═════ Record list

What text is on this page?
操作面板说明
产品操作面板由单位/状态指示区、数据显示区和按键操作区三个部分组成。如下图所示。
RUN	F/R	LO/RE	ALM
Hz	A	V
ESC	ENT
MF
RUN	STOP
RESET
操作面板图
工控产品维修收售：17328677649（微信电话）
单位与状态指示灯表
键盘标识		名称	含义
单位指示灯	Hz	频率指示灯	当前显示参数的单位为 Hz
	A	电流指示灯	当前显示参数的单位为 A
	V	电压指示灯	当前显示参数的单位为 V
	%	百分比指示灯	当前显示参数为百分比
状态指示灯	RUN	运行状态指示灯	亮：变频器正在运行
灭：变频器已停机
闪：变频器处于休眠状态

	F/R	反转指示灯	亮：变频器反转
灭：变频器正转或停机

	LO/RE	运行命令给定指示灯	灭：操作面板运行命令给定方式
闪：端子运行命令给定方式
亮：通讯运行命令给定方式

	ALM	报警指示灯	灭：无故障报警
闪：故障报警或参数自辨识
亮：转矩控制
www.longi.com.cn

══════════

### What the task requires
Find every line containing the word "当前显示参数的单位为", then give the total and nothing more.

### Written response
3